WHAT YOU NEED TO DO —
Every line of the data that contains the string "heading" must be copied.

(Stored items from a collection)

▬▬▬▬▬▬▬▬▬▬

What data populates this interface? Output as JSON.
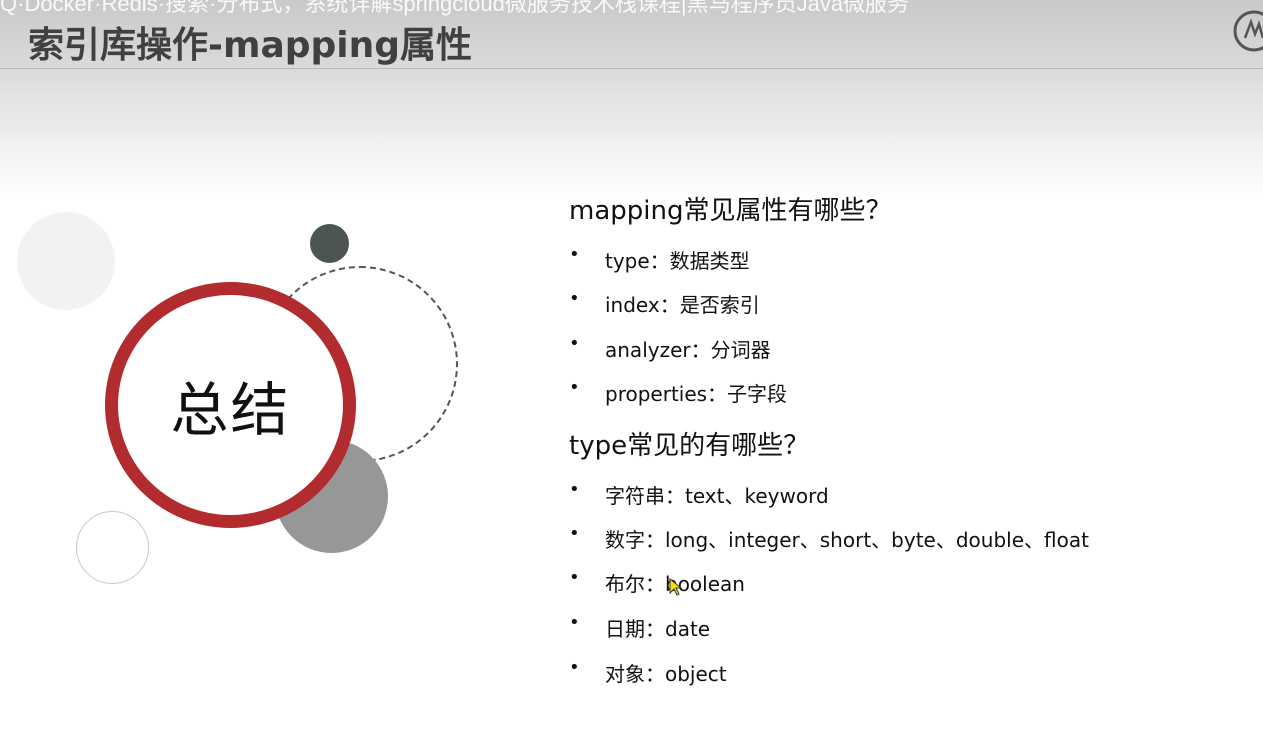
{
  "overlay_caption": "Q·Docker·Redis·搜索·分布式，系统详解springcloud微服务技术栈课程|黑马程序员Java微服务",
  "slide_title": "索引库操作-mapping属性",
  "summary_label": "总结",
  "section1": {
    "heading": "mapping常见属性有哪些？",
    "items": [
      "type：数据类型",
      "index：是否索引",
      "analyzer：分词器",
      "properties：子字段"
    ]
  },
  "section2": {
    "heading": "type常见的有哪些？",
    "items": [
      "字符串：text、keyword",
      "数字：long、integer、short、byte、double、float",
      "布尔：boolean",
      "日期：date",
      "对象：object"
    ]
  },
  "bullet_glyph": "•",
  "colors": {
    "ring_red": "#b22b2e",
    "title_gray": "#404040",
    "dark_dot": "#4d5552",
    "gray_circle": "#979797"
  },
  "icons": {
    "logo": "heima-logo-icon",
    "cursor": "mouse-pointer-icon"
  }
}
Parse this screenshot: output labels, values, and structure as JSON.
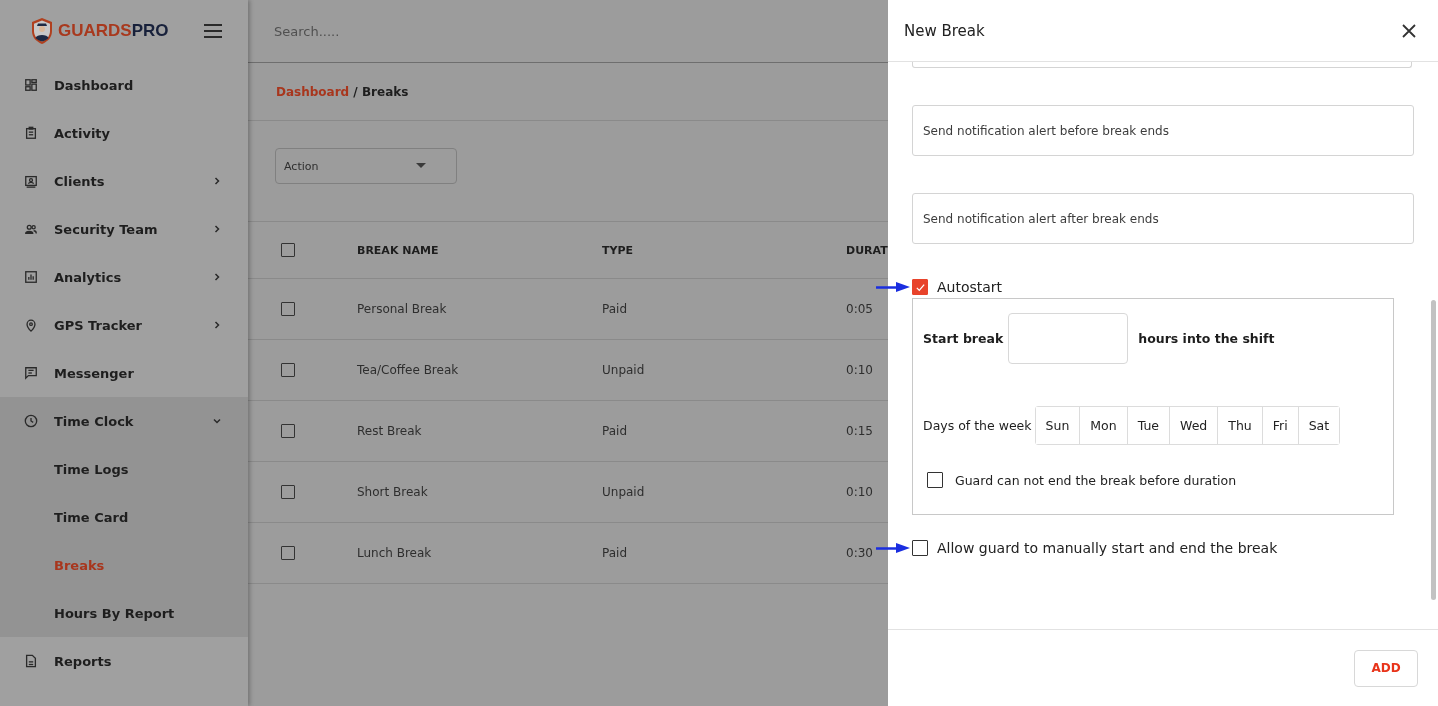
{
  "sidebar": {
    "brand": {
      "main": "GUARDS",
      "accent": "PRO"
    },
    "items": [
      {
        "label": "Dashboard",
        "has_submenu": false,
        "expanded": false,
        "selected": false
      },
      {
        "label": "Activity",
        "has_submenu": false,
        "expanded": false,
        "selected": false
      },
      {
        "label": "Clients",
        "has_submenu": true,
        "expanded": false,
        "selected": false
      },
      {
        "label": "Security Team",
        "has_submenu": true,
        "expanded": false,
        "selected": false
      },
      {
        "label": "Analytics",
        "has_submenu": true,
        "expanded": false,
        "selected": false
      },
      {
        "label": "GPS Tracker",
        "has_submenu": true,
        "expanded": false,
        "selected": false
      },
      {
        "label": "Messenger",
        "has_submenu": false,
        "expanded": false,
        "selected": false
      },
      {
        "label": "Time Clock",
        "has_submenu": true,
        "expanded": true,
        "selected": false,
        "children": [
          {
            "label": "Time Logs",
            "selected": false
          },
          {
            "label": "Time Card",
            "selected": false
          },
          {
            "label": "Breaks",
            "selected": true
          },
          {
            "label": "Hours By Report",
            "selected": false
          }
        ]
      },
      {
        "label": "Reports",
        "has_submenu": false,
        "expanded": false,
        "selected": false
      }
    ]
  },
  "search": {
    "placeholder": "Search....."
  },
  "breadcrumb": {
    "link": "Dashboard",
    "separator": "/",
    "current": "Breaks"
  },
  "action_dropdown": {
    "label": "Action"
  },
  "table": {
    "columns": [
      "BREAK NAME",
      "TYPE",
      "DURAT"
    ],
    "all_checked": false,
    "rows": [
      {
        "checked": false,
        "cells": [
          "Personal Break",
          "Paid",
          "0:05"
        ]
      },
      {
        "checked": false,
        "cells": [
          "Tea/Coffee Break",
          "Unpaid",
          "0:10"
        ]
      },
      {
        "checked": false,
        "cells": [
          "Rest Break",
          "Paid",
          "0:15"
        ]
      },
      {
        "checked": false,
        "cells": [
          "Short Break",
          "Unpaid",
          "0:10"
        ]
      },
      {
        "checked": false,
        "cells": [
          "Lunch Break",
          "Paid",
          "0:30"
        ]
      }
    ]
  },
  "drawer": {
    "title": "New Break",
    "fields": [
      {
        "placeholder": "Send notification alert before break ends"
      },
      {
        "placeholder": "Send notification alert after break ends"
      }
    ],
    "autostart": {
      "label": "Autostart",
      "checked": true
    },
    "start_break": {
      "label": "Start break",
      "suffix": "hours into the shift"
    },
    "days": {
      "label": "Days of the week",
      "items": [
        {
          "label": "Sun",
          "selected": false
        },
        {
          "label": "Mon",
          "selected": false
        },
        {
          "label": "Tue",
          "selected": false
        },
        {
          "label": "Wed",
          "selected": false
        },
        {
          "label": "Thu",
          "selected": false
        },
        {
          "label": "Fri",
          "selected": false
        },
        {
          "label": "Sat",
          "selected": false
        }
      ]
    },
    "no_early_end": {
      "label": "Guard can not end the break before duration",
      "checked": false
    },
    "manual": {
      "label": "Allow guard to manually start and end the break",
      "checked": false
    },
    "add_button": "ADD"
  }
}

▬▬▬▬▬▬▬▬▬▬

RESPONSE —
    "heading": "mapping常见属性有哪些？",
    "heading": "type常见的有哪些？",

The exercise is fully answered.